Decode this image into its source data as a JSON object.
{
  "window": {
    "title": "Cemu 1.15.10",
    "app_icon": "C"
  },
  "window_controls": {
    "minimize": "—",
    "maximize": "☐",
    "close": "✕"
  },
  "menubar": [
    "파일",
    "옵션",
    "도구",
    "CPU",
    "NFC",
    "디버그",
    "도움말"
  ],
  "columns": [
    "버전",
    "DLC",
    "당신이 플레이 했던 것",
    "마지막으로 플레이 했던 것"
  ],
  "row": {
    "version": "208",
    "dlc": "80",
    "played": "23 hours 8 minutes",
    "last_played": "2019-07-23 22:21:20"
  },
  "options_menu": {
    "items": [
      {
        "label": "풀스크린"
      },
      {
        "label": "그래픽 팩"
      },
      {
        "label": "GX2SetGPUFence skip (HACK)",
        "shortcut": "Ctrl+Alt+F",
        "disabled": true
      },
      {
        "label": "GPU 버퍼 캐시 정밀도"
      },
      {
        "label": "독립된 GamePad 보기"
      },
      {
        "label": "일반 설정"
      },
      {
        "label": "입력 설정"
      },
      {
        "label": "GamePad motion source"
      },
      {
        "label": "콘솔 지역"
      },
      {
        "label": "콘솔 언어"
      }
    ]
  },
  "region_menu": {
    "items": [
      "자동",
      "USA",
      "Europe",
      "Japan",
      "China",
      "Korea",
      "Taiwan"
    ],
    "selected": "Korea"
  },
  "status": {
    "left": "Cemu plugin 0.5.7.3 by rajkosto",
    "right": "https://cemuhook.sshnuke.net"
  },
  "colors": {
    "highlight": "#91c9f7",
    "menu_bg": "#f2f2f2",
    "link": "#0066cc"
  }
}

EXERCISE AIM - Search the records for the word "GamePad", then list every line that has it.

EXERCISE ANSWER -
        "label": "독립된 GamePad 보기"
        "label": "GamePad motion source"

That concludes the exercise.